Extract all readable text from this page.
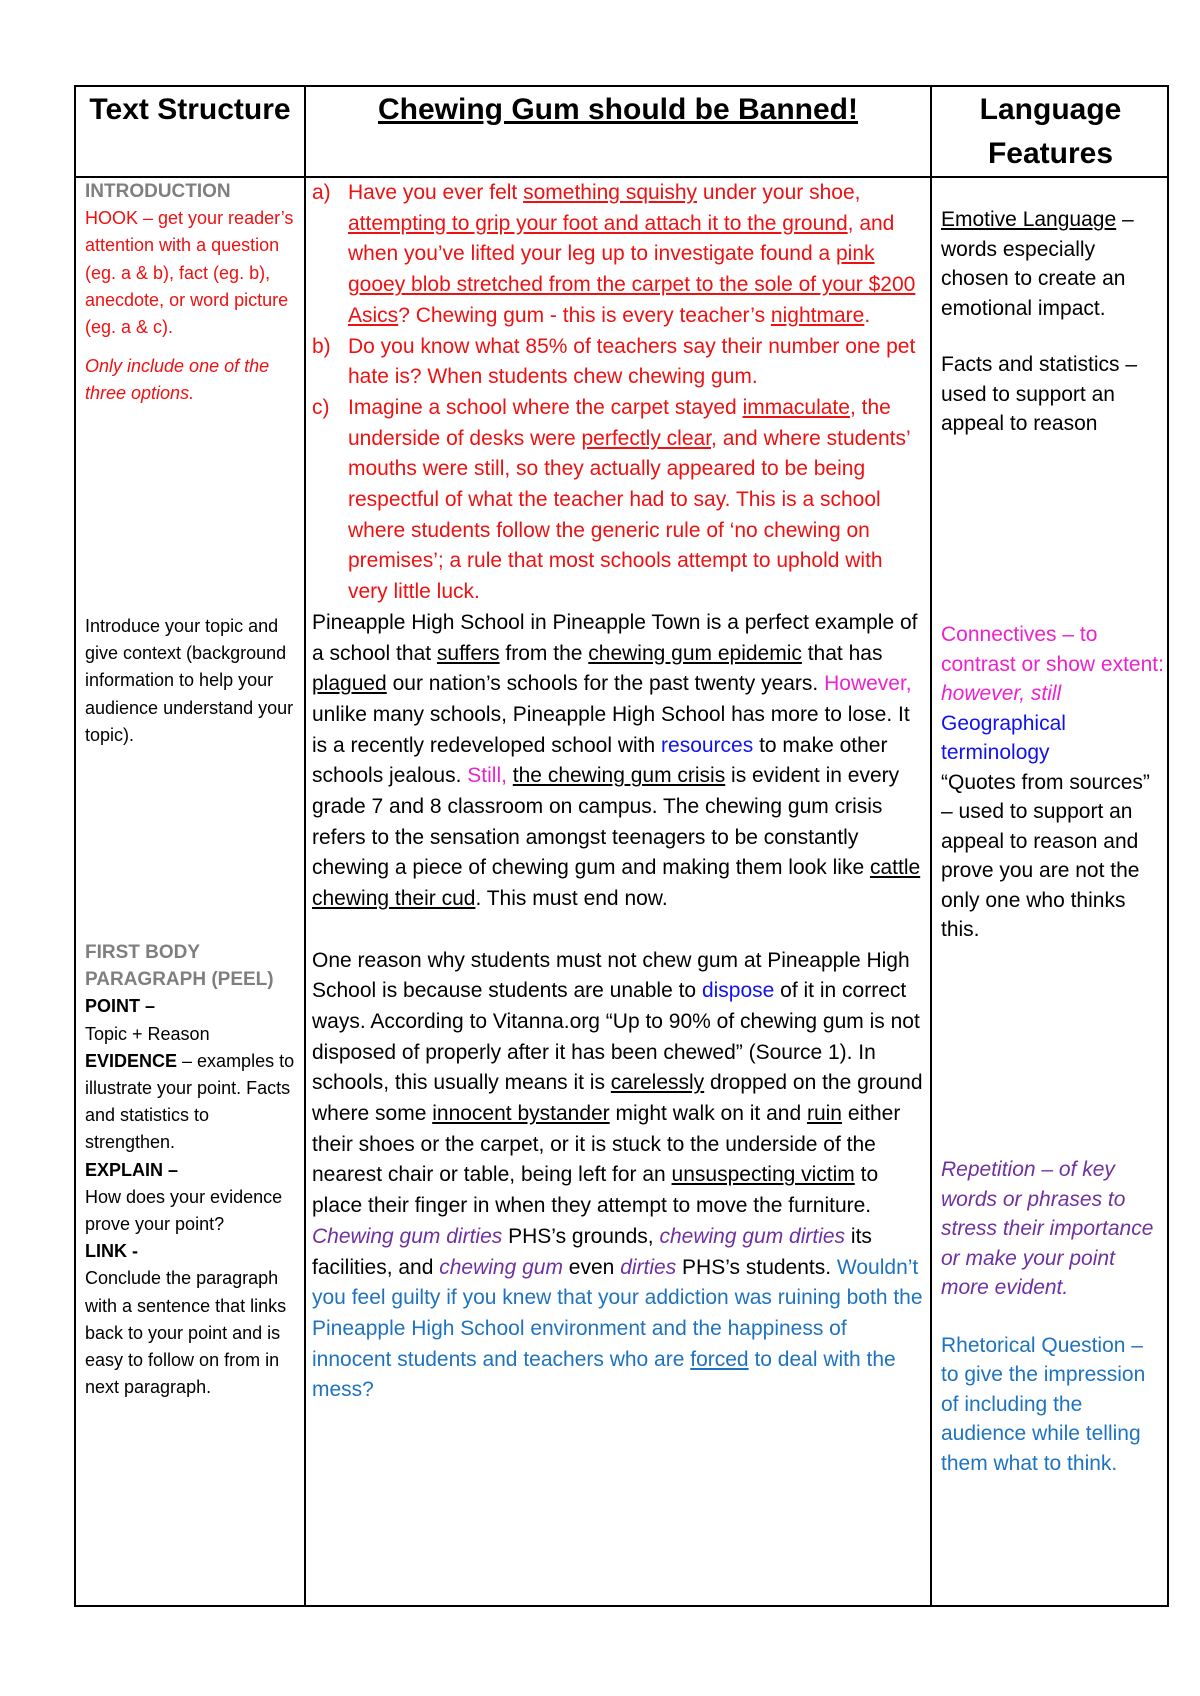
Text Structure	Chewing Gum should be Banned!	Language Features

INTRODUCTION

HOOK – get your reader’s attention with a question (eg. a & b), fact (eg. b), anecdote, or word picture (eg. a & c).

Only include one of the three options.

Introduce your topic and give context (background information to help your audience understand your topic).

FIRST BODY PARAGRAPH (PEEL)

POINT –

Topic + Reason

EVIDENCE – examples to illustrate your point. Facts and statistics to strengthen.

EXPLAIN –

How does your evidence prove your point?

LINK -

Conclude the paragraph with a sentence that links back to your point and is easy to follow on from in next paragraph.

a) Have you ever felt something squishy under your shoe, attempting to grip your foot and attach it to the ground, and when you’ve lifted your leg up to investigate found a pink gooey blob stretched from the carpet to the sole of your $200 Asics? Chewing gum - this is every teacher’s nightmare.
b) Do you know what 85% of teachers say their number one pet hate is? When students chew chewing gum.
c) Imagine a school where the carpet stayed immaculate, the underside of desks were perfectly clear, and where students’ mouths were still, so they actually appeared to be being respectful of what the teacher had to say. This is a school where students follow the generic rule of ‘no chewing on premises’; a rule that most schools attempt to uphold with very little luck.

Pineapple High School in Pineapple Town is a perfect example of a school that suffers from the chewing gum epidemic that has plagued our nation’s schools for the past twenty years. However, unlike many schools, Pineapple High School has more to lose. It is a recently redeveloped school with resources to make other schools jealous. Still, the chewing gum crisis is evident in every grade 7 and 8 classroom on campus. The chewing gum crisis refers to the sensation amongst teenagers to be constantly chewing a piece of chewing gum and making them look like cattle chewing their cud. This must end now.

One reason why students must not chew gum at Pineapple High School is because students are unable to dispose of it in correct ways. According to Vitanna.org “Up to 90% of chewing gum is not disposed of properly after it has been chewed” (Source 1). In schools, this usually means it is carelessly dropped on the ground where some innocent bystander might walk on it and ruin either their shoes or the carpet, or it is stuck to the underside of the nearest chair or table, being left for an unsuspecting victim to place their finger in when they attempt to move the furniture. Chewing gum dirties PHS’s grounds, chewing gum dirties its facilities, and chewing gum even dirties PHS’s students. Wouldn’t you feel guilty if you knew that your addiction was ruining both the Pineapple High School environment and the happiness of innocent students and teachers who are forced to deal with the mess?

Emotive Language – words especially chosen to create an emotional impact.

Facts and statistics – used to support an appeal to reason

Connectives – to contrast or show extent: however, still

Geographical terminology

“Quotes from sources” – used to support an appeal to reason and prove you are not the only one who thinks this.

Repetition – of key words or phrases to stress their importance or make your point more evident.

Rhetorical Question – to give the impression of including the audience while telling them what to think.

-- Goal of the exercise --
Copy each line containing the word "audience" from the data.

-- Task answer --
Introduce your topic and give context (background information to help your audience understand your topic).
Rhetorical Question – to give the impression of including the audience while telling them what to think.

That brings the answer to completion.